> Set exercise
Quote all of the data exactly as given. Skip every picture it contains.

[start]

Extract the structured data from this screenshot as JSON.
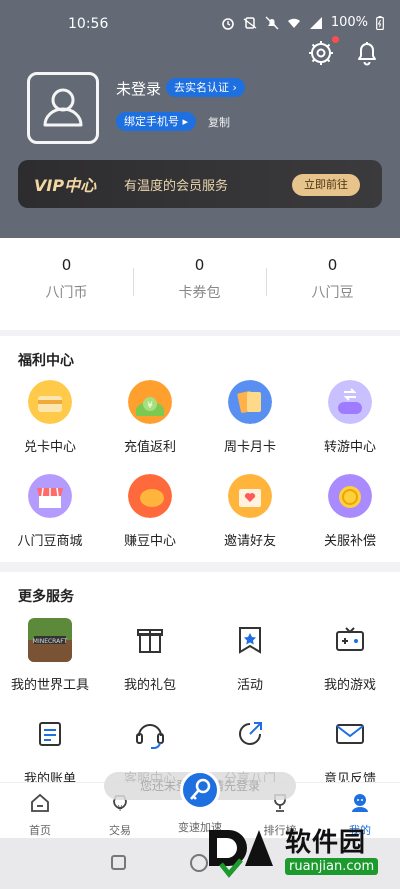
{
  "status_bar": {
    "time": "10:56",
    "battery": "100%"
  },
  "profile": {
    "username": "未登录",
    "verify_label": "去实名认证",
    "bind_phone_label": "绑定手机号",
    "copy_label": "复制"
  },
  "vip": {
    "title": "VIP中心",
    "subtitle": "有温度的会员服务",
    "button": "立即前往"
  },
  "stats": [
    {
      "value": "0",
      "label": "八门币"
    },
    {
      "value": "0",
      "label": "卡券包"
    },
    {
      "value": "0",
      "label": "八门豆"
    }
  ],
  "welfare": {
    "title": "福利中心",
    "items": [
      {
        "label": "兑卡中心",
        "icon": "card-stack-icon"
      },
      {
        "label": "充值返利",
        "icon": "money-bag-icon"
      },
      {
        "label": "周卡月卡",
        "icon": "cards-icon"
      },
      {
        "label": "转游中心",
        "icon": "gamepad-transfer-icon"
      },
      {
        "label": "八门豆商城",
        "icon": "shop-icon"
      },
      {
        "label": "赚豆中心",
        "icon": "bean-icon"
      },
      {
        "label": "邀请好友",
        "icon": "invite-envelope-icon"
      },
      {
        "label": "关服补偿",
        "icon": "coin-icon"
      }
    ]
  },
  "services": {
    "title": "更多服务",
    "items": [
      {
        "label": "我的世界工具",
        "icon": "minecraft-icon"
      },
      {
        "label": "我的礼包",
        "icon": "gift-icon"
      },
      {
        "label": "活动",
        "icon": "star-flag-icon"
      },
      {
        "label": "我的游戏",
        "icon": "game-console-icon"
      },
      {
        "label": "我的账单",
        "icon": "bill-icon"
      },
      {
        "label": "客服中心",
        "icon": "headset-icon"
      },
      {
        "label": "分享八门",
        "icon": "share-icon"
      },
      {
        "label": "意见反馈",
        "icon": "mail-icon"
      }
    ]
  },
  "toast": {
    "text": "您还未登录，请先登录"
  },
  "tabbar": [
    {
      "label": "首页",
      "icon": "home-icon"
    },
    {
      "label": "交易",
      "icon": "trade-icon"
    },
    {
      "label": "变速加速",
      "icon": "speed-icon"
    },
    {
      "label": "排行榜",
      "icon": "trophy-icon"
    },
    {
      "label": "我的",
      "icon": "user-icon"
    }
  ],
  "watermark": {
    "main": "软件园",
    "sub": "ruanjian.com"
  },
  "colors": {
    "header_bg": "#636a75",
    "accent": "#1e6fe0",
    "vip_gold": "#e6c48c"
  }
}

[end]

> Output
Extract the structured data from this screenshot as JSON.
{
  "status_bar": {
    "time": "10:56",
    "battery": "100%"
  },
  "profile": {
    "username": "未登录",
    "verify_label": "去实名认证",
    "bind_phone_label": "绑定手机号",
    "copy_label": "复制"
  },
  "vip": {
    "title": "VIP中心",
    "subtitle": "有温度的会员服务",
    "button": "立即前往"
  },
  "stats": [
    {
      "value": "0",
      "label": "八门币"
    },
    {
      "value": "0",
      "label": "卡券包"
    },
    {
      "value": "0",
      "label": "八门豆"
    }
  ],
  "welfare": {
    "title": "福利中心",
    "items": [
      {
        "label": "兑卡中心",
        "icon": "card-stack-icon"
      },
      {
        "label": "充值返利",
        "icon": "money-bag-icon"
      },
      {
        "label": "周卡月卡",
        "icon": "cards-icon"
      },
      {
        "label": "转游中心",
        "icon": "gamepad-transfer-icon"
      },
      {
        "label": "八门豆商城",
        "icon": "shop-icon"
      },
      {
        "label": "赚豆中心",
        "icon": "bean-icon"
      },
      {
        "label": "邀请好友",
        "icon": "invite-envelope-icon"
      },
      {
        "label": "关服补偿",
        "icon": "coin-icon"
      }
    ]
  },
  "services": {
    "title": "更多服务",
    "items": [
      {
        "label": "我的世界工具",
        "icon": "minecraft-icon"
      },
      {
        "label": "我的礼包",
        "icon": "gift-icon"
      },
      {
        "label": "活动",
        "icon": "star-flag-icon"
      },
      {
        "label": "我的游戏",
        "icon": "game-console-icon"
      },
      {
        "label": "我的账单",
        "icon": "bill-icon"
      },
      {
        "label": "客服中心",
        "icon": "headset-icon"
      },
      {
        "label": "分享八门",
        "icon": "share-icon"
      },
      {
        "label": "意见反馈",
        "icon": "mail-icon"
      }
    ]
  },
  "toast": {
    "text": "您还未登录，请先登录"
  },
  "tabbar": [
    {
      "label": "首页",
      "icon": "home-icon"
    },
    {
      "label": "交易",
      "icon": "trade-icon"
    },
    {
      "label": "变速加速",
      "icon": "speed-icon"
    },
    {
      "label": "排行榜",
      "icon": "trophy-icon"
    },
    {
      "label": "我的",
      "icon": "user-icon"
    }
  ],
  "watermark": {
    "main": "软件园",
    "sub": "ruanjian.com"
  },
  "colors": {
    "header_bg": "#636a75",
    "accent": "#1e6fe0",
    "vip_gold": "#e6c48c"
  }
}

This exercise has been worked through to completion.